# Religious exemptions to wood burning bans



## Mr A (Mar 16, 2012)

I am looking for a work around to burning restrictions.  I think a religious exemption would be easiest to get by the bureaucrats. I think Hindu might work. Any ideas? The rules are-
*Exemptions*​*These rule exemptions apply to both Stage 1 – No Burn and Stage 2 – All Burning Prohibited categories:*​
Homes where wood burning is the sole source of heat
Financial hardship waiver approved by the Air Pollution Control Officer – _must be renewed each burn season_
Devices that operate exclusively with natural gas or propane
Cooking devices
Ceremonial fires related to specific religious activities


----------



## pen (Mar 16, 2012)

So you want to know how to cheat?

pen


----------



## Mr A (Mar 16, 2012)

Fire is a basic human survival skill . We are being cheated by the government. These morons take away a kid's lunch and feed them pink slime. It wouldn't be cheating if I followed their rules.  I want a religion to convert to that allows me to burn whenever I want.


----------



## pen (Mar 16, 2012)

I'd say you had better be legit or else they will really show you a fine I'm afraid.

pen


----------



## BrotherBart (Mar 16, 2012)

A cat stove that looks like a big menorah. Hmmm... Interesting concept.


----------



## jimbom (Mar 16, 2012)

Cremation!  "Honey, it is your turn to make the fire."  May not be the best way around the rules.


----------



## metalsped (Mar 16, 2012)

Glorious state of CA for ya...


----------



## fossil (Mar 16, 2012)

Somebody wanna try to convince me that this thread shouldn't leave the Hearth Room and head to the Inglenook?


----------



## BrotherBart (Mar 16, 2012)

fossil said:


> Somebody wanna try to convince me that this thread shouldn't leave the Hearth Room and head to the Inglenook?


 
I started to move it after my reply and got distracted.


----------



## fossil (Mar 16, 2012)

◆ ◆ ◆ ◆ ◆ ◆ ◆

# [What is asked]
**A.** In the forum thread, which religion does Mr A think might work for getting an exemption?
**B.** Retype everything in the forum thread from "## jimbom (Mar" down to "CA for ya...".

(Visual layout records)
◆ ◆ ◆ ◆ ◆ ◆ ◆

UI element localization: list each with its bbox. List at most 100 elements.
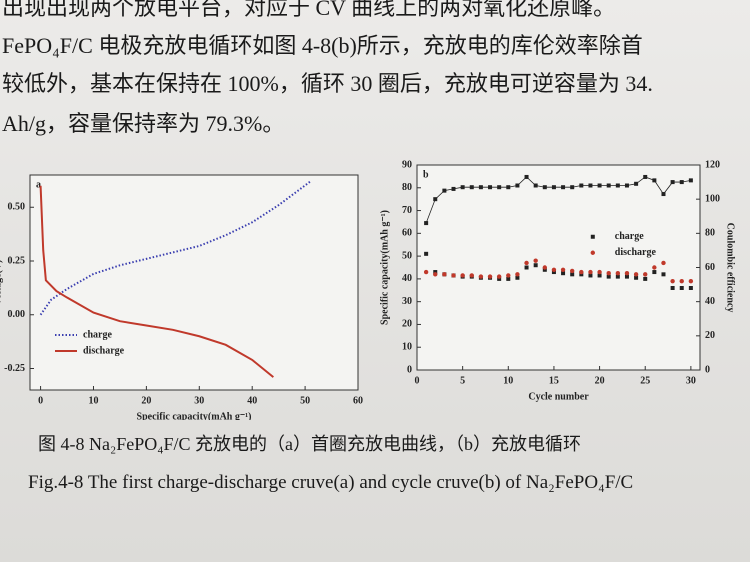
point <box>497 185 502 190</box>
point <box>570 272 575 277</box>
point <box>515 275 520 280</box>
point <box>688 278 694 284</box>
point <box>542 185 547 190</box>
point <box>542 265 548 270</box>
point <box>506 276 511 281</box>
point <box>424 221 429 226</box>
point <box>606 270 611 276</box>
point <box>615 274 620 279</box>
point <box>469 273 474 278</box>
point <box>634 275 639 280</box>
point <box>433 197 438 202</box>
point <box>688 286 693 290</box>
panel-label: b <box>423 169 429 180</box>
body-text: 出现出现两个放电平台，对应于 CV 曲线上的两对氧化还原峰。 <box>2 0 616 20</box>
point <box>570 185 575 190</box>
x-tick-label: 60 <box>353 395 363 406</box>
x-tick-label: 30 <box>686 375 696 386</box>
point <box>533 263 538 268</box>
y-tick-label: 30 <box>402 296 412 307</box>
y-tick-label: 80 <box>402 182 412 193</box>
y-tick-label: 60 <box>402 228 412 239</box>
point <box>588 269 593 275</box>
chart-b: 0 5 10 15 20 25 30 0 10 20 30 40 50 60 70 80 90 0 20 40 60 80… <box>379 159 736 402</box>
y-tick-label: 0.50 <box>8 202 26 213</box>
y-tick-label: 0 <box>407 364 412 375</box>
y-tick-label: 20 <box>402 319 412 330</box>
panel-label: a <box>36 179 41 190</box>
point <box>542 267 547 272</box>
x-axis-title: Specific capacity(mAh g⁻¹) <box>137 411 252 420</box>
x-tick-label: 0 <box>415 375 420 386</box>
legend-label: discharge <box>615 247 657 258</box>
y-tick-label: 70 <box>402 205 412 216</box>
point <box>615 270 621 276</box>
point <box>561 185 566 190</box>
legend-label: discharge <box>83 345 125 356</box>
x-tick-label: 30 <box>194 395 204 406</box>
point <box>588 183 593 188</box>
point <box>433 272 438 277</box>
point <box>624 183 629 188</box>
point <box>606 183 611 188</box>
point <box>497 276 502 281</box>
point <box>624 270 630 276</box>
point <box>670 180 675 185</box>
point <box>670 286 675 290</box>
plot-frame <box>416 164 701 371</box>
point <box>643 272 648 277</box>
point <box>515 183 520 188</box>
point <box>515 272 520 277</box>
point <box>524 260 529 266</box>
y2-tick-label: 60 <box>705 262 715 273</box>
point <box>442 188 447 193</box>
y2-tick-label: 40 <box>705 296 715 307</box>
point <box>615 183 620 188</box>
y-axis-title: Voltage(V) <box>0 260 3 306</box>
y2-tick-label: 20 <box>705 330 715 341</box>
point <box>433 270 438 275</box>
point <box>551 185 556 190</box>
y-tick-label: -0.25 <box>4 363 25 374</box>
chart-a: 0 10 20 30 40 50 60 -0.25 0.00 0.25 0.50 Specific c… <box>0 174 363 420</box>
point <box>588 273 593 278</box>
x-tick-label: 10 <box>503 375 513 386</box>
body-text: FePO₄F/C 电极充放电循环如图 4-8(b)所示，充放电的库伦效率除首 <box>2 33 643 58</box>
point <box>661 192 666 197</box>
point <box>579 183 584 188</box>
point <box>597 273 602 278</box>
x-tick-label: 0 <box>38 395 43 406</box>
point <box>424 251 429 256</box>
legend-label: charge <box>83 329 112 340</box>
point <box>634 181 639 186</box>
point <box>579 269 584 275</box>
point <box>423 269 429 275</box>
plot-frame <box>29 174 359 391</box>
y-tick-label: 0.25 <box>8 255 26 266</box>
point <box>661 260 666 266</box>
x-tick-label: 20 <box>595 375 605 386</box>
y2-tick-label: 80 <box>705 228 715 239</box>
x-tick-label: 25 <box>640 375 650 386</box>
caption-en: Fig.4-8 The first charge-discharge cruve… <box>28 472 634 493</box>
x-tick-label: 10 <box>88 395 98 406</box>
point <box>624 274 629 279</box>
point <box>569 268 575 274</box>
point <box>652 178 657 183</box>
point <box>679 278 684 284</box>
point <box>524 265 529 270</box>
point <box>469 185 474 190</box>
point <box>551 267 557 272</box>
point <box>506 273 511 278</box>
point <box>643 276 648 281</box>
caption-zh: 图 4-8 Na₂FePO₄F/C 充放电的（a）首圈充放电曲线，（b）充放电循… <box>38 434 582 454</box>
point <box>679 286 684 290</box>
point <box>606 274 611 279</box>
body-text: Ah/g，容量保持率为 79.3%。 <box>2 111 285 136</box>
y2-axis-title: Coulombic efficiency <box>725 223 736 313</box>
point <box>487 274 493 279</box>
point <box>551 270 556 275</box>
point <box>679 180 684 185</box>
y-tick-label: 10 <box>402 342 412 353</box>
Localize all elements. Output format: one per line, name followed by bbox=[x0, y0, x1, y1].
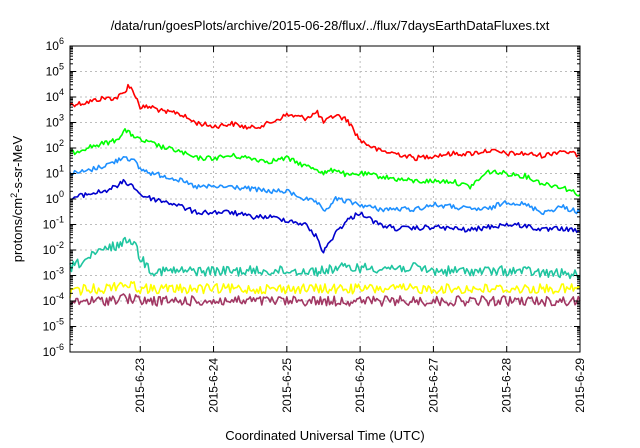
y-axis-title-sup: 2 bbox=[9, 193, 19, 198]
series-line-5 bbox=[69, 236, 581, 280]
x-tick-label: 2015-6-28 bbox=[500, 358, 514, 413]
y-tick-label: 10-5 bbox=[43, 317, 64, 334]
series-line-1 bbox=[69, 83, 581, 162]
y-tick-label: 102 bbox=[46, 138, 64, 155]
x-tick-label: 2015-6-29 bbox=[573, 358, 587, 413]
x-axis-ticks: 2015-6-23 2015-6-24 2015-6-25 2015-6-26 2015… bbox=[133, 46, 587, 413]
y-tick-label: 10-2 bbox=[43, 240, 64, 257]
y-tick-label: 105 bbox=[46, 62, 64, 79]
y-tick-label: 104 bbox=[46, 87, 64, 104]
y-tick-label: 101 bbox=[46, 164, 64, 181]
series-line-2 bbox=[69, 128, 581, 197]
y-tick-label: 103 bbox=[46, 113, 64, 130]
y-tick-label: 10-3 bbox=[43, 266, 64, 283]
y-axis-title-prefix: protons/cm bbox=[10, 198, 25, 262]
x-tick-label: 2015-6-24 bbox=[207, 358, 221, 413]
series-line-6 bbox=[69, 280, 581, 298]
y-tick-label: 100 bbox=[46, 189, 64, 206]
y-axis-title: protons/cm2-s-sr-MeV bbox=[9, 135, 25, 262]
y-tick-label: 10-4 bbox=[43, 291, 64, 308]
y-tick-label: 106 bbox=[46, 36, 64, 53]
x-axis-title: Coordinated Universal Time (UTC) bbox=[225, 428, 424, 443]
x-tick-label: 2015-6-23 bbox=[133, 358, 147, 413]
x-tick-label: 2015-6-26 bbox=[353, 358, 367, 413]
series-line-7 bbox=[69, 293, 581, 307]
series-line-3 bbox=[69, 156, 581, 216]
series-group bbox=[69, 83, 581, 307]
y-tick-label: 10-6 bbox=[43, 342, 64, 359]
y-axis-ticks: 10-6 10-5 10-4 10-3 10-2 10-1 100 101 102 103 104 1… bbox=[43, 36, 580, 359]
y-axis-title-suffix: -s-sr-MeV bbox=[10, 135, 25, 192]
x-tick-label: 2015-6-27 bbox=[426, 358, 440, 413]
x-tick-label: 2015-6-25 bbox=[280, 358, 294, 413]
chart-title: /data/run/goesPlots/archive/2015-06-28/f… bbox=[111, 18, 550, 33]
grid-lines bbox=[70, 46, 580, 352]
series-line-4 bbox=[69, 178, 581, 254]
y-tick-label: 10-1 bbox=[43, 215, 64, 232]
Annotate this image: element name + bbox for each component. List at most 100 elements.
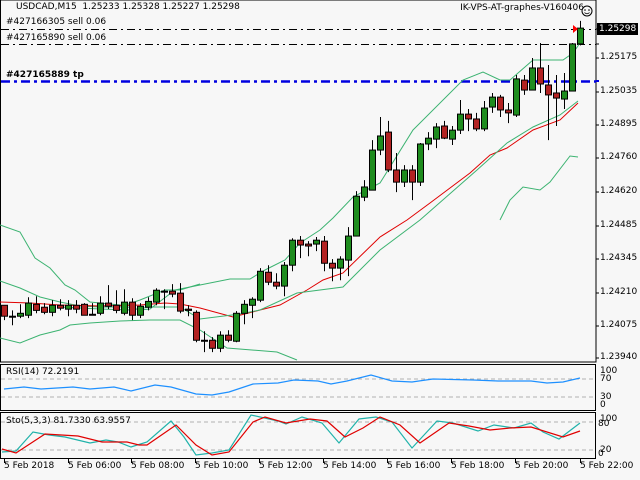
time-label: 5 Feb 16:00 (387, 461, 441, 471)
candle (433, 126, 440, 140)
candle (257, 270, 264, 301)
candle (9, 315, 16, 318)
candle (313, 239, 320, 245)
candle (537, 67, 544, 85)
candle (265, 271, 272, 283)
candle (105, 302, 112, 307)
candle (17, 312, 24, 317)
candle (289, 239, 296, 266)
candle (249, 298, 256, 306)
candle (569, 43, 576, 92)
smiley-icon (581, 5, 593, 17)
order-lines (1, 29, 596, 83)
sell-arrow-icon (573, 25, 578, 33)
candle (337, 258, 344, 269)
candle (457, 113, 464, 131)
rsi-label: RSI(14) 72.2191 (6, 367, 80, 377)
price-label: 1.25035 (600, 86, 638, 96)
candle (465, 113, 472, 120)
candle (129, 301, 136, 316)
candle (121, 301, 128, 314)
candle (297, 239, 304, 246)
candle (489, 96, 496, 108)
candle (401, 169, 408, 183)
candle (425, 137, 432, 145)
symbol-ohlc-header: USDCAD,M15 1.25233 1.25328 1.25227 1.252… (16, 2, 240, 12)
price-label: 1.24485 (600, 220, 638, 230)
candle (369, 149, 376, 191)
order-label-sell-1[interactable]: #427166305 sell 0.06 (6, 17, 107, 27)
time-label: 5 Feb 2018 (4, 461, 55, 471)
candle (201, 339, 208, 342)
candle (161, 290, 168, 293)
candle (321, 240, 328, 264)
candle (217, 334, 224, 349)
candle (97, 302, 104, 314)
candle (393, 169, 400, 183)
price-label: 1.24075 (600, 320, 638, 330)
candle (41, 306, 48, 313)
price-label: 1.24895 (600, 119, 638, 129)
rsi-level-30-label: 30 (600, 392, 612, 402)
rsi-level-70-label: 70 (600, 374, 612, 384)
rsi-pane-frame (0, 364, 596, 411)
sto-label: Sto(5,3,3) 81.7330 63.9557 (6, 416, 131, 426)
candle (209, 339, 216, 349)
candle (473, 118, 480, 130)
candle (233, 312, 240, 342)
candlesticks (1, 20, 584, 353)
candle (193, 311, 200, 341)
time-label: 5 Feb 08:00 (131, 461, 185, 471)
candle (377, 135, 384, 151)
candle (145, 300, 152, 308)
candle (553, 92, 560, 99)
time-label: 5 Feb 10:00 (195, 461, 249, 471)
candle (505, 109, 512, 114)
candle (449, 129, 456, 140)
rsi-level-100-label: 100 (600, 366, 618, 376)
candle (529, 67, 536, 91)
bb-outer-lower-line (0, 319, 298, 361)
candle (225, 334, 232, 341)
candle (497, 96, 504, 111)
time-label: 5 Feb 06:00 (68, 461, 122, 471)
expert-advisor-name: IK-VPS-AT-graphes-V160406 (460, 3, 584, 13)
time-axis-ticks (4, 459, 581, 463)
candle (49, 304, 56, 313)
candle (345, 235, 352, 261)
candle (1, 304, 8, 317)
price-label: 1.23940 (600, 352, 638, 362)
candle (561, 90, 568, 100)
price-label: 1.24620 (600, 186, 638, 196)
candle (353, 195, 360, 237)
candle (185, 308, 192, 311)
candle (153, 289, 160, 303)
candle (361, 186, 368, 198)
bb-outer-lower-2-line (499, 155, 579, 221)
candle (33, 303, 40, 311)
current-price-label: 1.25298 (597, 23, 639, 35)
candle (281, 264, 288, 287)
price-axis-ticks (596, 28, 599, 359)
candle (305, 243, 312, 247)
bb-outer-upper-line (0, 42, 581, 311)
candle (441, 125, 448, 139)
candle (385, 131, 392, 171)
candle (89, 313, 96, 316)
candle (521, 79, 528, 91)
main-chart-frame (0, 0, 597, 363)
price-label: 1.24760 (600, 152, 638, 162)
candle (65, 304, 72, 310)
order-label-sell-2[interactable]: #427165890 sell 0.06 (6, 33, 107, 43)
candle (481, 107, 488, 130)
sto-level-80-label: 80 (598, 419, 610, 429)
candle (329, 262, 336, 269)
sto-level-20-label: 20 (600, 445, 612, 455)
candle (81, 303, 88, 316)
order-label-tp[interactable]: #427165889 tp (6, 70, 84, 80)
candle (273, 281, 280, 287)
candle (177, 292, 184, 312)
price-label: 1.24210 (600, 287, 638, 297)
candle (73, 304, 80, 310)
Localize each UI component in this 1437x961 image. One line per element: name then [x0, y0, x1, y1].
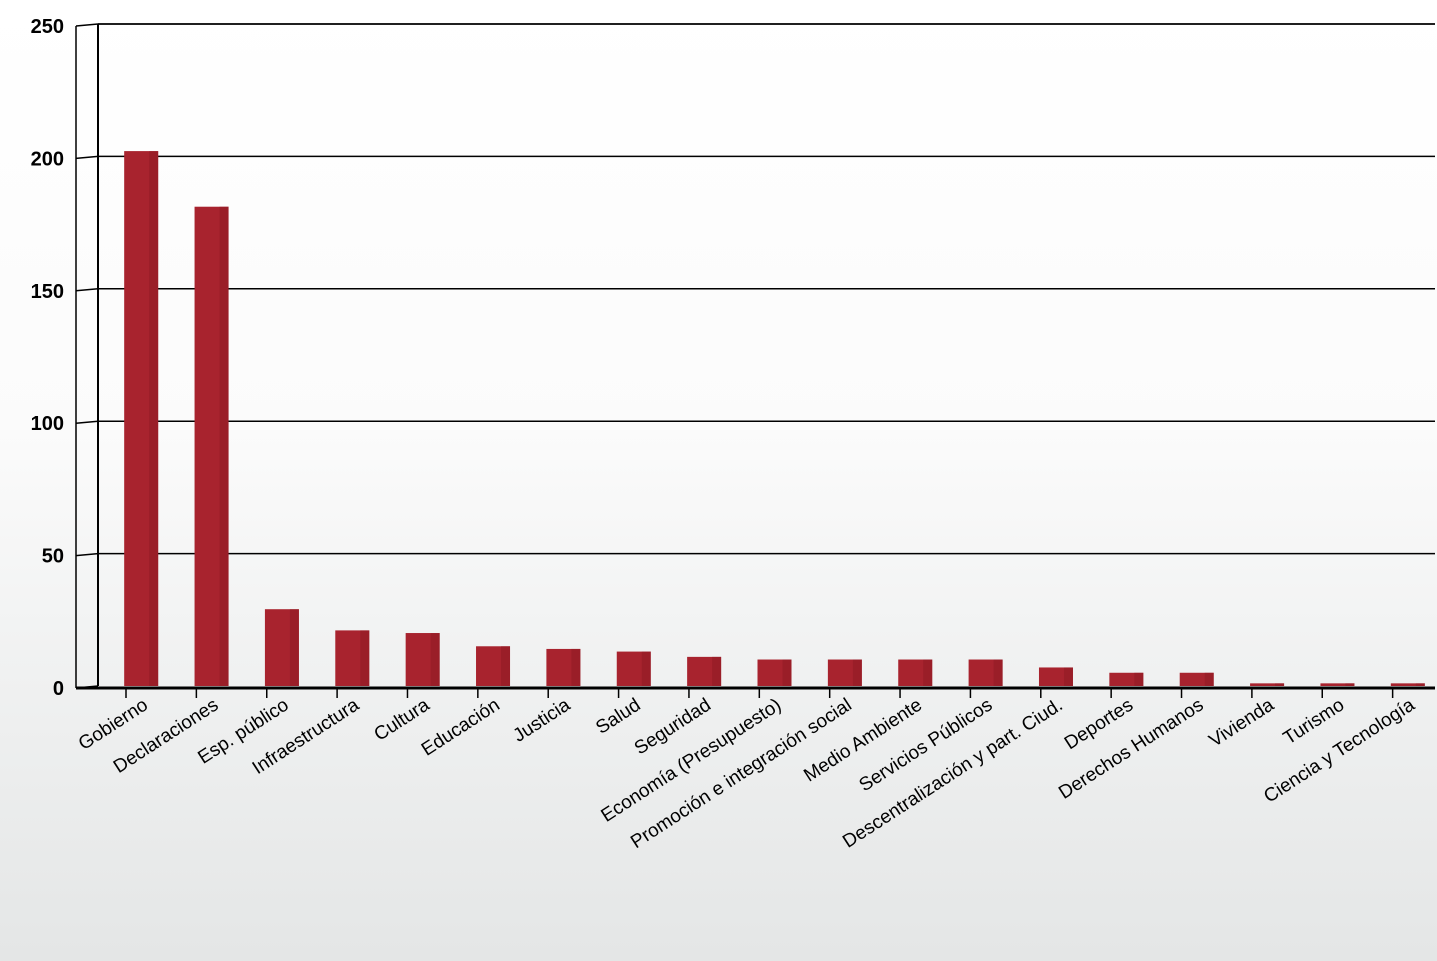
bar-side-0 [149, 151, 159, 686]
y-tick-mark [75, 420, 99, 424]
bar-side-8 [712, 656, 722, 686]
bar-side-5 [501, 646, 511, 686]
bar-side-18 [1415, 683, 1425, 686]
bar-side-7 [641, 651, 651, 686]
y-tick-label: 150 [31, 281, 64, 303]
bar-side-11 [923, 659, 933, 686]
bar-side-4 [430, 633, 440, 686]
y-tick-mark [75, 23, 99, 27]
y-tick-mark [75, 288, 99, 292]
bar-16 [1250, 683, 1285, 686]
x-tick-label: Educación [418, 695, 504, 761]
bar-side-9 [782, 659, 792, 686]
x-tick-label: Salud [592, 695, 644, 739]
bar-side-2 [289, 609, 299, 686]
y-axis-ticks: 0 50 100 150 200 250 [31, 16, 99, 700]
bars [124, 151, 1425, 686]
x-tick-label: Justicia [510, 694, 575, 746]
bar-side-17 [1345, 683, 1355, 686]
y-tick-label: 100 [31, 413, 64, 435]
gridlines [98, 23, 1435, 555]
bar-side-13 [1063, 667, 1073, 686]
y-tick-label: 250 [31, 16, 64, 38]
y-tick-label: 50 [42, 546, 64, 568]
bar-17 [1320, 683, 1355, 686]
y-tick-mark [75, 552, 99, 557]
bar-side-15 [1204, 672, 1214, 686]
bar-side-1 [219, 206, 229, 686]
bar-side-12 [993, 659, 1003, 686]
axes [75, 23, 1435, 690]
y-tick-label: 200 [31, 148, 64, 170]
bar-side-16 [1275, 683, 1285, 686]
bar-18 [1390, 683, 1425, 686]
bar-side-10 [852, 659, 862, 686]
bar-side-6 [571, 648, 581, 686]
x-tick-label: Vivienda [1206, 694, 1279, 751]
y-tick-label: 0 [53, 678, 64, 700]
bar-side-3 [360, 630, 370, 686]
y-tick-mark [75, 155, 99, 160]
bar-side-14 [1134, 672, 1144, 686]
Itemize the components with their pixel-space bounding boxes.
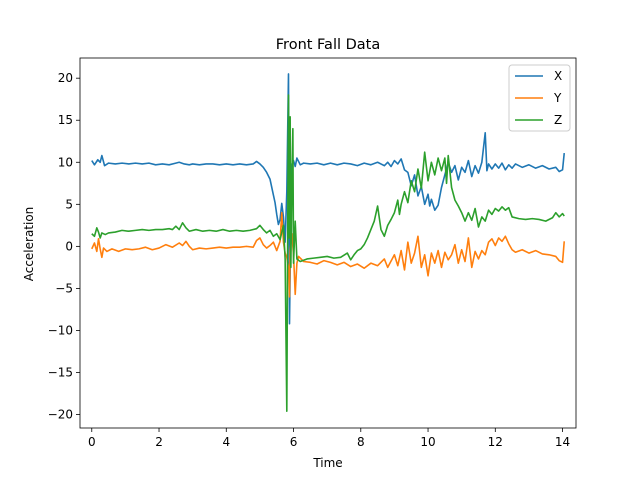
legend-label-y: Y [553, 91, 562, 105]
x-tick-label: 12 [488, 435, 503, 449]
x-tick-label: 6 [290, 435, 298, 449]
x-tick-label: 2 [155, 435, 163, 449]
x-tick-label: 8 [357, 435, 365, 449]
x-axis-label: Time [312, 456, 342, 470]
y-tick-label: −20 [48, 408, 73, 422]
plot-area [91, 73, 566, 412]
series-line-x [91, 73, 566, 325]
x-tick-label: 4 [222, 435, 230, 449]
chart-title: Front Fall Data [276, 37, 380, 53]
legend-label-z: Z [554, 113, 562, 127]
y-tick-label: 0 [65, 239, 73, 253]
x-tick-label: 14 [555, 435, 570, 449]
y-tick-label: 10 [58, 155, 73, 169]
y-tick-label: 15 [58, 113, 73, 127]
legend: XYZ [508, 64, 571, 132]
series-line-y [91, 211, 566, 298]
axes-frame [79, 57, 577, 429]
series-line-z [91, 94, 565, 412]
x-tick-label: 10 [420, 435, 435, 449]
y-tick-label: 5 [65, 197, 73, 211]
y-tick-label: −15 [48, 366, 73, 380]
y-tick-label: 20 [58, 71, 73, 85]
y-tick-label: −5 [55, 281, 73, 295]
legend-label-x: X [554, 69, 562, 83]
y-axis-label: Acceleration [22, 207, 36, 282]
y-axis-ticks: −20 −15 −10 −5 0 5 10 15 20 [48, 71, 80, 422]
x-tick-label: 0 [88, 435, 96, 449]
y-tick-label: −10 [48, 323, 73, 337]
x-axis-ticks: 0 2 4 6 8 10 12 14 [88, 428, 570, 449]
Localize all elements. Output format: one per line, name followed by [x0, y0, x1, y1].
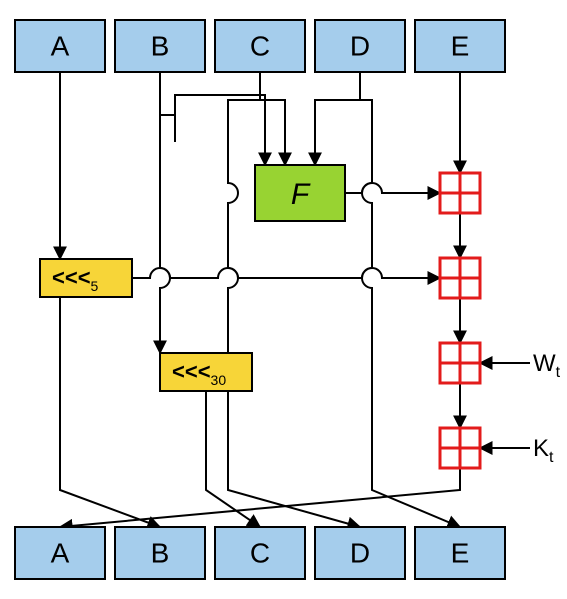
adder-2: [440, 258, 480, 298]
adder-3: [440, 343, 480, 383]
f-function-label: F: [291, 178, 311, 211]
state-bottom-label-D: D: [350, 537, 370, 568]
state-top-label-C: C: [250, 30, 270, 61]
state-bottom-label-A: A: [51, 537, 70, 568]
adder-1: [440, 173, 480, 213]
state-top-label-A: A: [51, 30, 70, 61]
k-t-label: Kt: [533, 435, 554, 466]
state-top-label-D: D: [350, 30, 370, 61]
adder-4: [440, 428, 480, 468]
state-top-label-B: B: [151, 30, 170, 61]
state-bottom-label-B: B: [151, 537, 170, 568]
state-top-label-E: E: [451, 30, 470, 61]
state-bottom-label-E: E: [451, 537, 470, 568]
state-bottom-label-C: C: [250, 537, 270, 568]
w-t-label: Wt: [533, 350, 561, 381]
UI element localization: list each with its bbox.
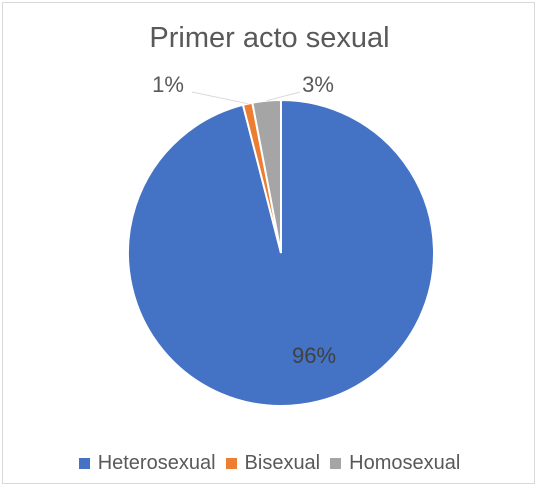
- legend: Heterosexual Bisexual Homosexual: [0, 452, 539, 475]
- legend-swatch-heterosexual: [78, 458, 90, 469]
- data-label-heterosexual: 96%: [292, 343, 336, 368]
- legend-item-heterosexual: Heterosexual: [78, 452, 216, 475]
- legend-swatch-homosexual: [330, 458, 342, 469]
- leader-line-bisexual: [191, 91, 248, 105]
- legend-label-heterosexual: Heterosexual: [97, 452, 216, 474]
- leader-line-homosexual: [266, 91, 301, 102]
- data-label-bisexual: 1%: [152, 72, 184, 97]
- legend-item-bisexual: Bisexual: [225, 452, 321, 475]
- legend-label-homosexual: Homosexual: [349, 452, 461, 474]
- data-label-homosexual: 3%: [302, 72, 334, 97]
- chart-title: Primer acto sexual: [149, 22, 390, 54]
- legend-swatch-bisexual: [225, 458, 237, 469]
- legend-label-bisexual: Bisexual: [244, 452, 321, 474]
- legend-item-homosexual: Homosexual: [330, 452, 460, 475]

◆ ◆ ◆ ◆ ◆ ◆ ◆

# [Answer list]
**A.** Hindu.

**B.**
## jimbom (Mar 16, 2012)

Cremation!  "Honey, it is your turn to make the fire."  May not be the best way around the rules.


----------



## metalsped (Mar 16, 2012)

Glorious state of CA for ya...